[Material for the task]

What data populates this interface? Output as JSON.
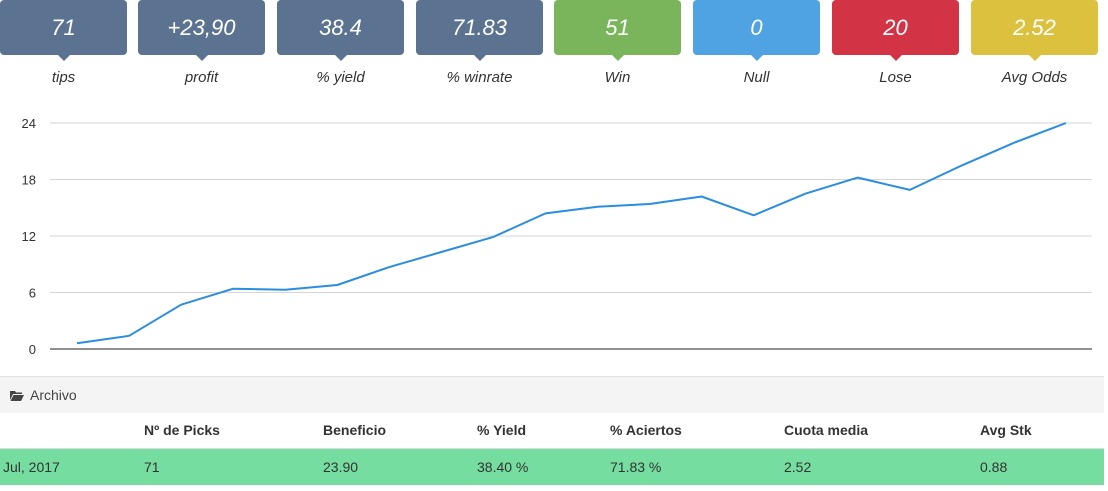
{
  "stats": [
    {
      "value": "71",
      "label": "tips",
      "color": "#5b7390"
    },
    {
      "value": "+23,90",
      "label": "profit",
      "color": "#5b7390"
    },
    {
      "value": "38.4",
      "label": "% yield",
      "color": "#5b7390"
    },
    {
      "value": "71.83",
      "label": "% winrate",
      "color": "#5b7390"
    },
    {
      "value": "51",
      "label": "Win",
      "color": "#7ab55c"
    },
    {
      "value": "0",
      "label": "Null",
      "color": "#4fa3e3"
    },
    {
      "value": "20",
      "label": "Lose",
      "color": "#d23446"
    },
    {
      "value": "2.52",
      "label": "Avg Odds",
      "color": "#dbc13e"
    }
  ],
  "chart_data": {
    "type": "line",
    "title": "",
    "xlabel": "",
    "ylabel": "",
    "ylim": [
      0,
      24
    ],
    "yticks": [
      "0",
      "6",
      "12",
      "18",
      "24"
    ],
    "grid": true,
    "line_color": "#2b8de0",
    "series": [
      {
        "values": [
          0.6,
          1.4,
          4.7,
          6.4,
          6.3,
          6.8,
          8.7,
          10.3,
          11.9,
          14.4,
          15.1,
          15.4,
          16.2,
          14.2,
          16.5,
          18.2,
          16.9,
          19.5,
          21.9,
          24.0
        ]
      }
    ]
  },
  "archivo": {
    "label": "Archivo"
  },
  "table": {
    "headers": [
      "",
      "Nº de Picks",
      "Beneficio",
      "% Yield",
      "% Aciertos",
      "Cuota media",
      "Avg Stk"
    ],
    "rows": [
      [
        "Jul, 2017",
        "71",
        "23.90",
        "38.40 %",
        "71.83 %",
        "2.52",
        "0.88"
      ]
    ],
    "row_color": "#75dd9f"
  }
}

* * *

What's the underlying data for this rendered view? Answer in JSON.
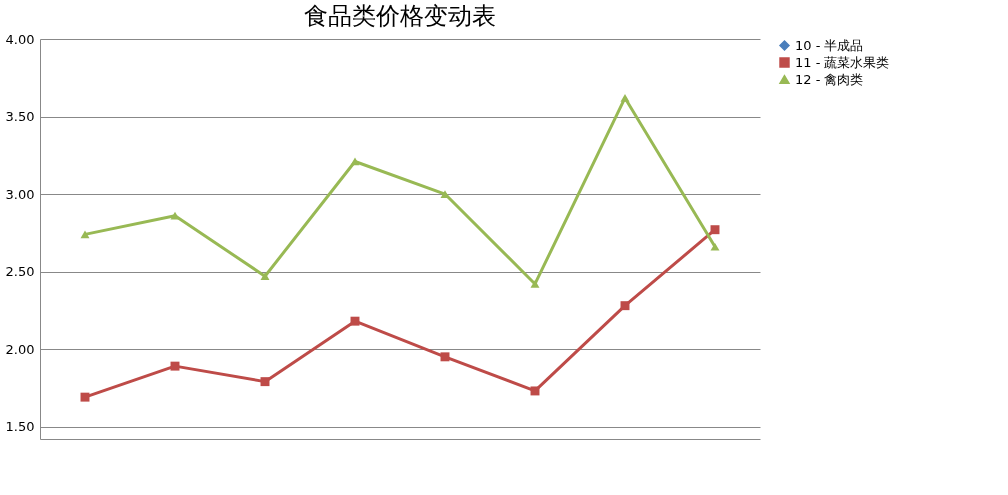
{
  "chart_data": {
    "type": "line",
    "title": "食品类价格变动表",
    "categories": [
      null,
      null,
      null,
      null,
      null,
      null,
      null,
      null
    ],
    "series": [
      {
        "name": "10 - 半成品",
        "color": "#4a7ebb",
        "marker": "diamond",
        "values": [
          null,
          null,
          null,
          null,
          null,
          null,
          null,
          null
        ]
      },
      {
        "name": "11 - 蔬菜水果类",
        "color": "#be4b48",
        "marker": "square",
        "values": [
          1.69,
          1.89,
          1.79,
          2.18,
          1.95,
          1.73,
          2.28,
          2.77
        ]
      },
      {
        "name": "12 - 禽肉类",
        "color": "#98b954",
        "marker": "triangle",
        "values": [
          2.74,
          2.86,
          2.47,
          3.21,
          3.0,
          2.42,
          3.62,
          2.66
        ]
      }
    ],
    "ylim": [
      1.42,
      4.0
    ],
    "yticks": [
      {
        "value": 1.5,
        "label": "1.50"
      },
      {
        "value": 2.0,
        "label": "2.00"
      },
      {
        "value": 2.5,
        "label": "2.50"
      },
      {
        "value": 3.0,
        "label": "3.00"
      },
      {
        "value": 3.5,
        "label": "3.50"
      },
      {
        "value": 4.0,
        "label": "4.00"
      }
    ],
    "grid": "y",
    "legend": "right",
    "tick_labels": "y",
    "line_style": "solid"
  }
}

---

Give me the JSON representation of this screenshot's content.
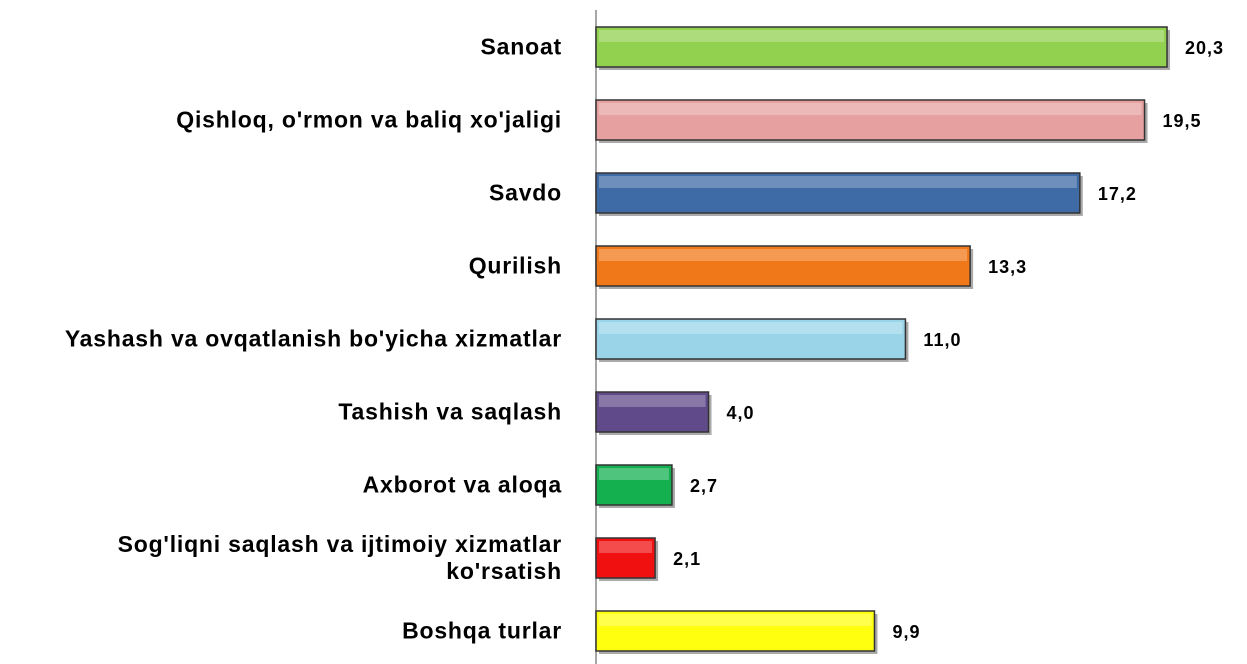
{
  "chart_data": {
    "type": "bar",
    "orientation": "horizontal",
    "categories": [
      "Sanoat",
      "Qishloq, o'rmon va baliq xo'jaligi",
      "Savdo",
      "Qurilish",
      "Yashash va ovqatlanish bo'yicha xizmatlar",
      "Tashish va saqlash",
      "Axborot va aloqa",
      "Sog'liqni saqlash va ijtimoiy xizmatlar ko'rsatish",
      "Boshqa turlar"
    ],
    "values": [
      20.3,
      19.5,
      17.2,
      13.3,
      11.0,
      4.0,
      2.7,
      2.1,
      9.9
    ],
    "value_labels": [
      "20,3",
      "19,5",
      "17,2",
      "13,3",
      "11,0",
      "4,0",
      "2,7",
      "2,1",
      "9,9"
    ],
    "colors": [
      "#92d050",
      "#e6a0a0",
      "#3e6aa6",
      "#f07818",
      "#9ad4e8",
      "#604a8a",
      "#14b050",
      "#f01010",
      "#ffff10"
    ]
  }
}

[Your task]
Reply with nothing but a number: how many lines of the entries above contain the string "saqlash"?

[Full output]
2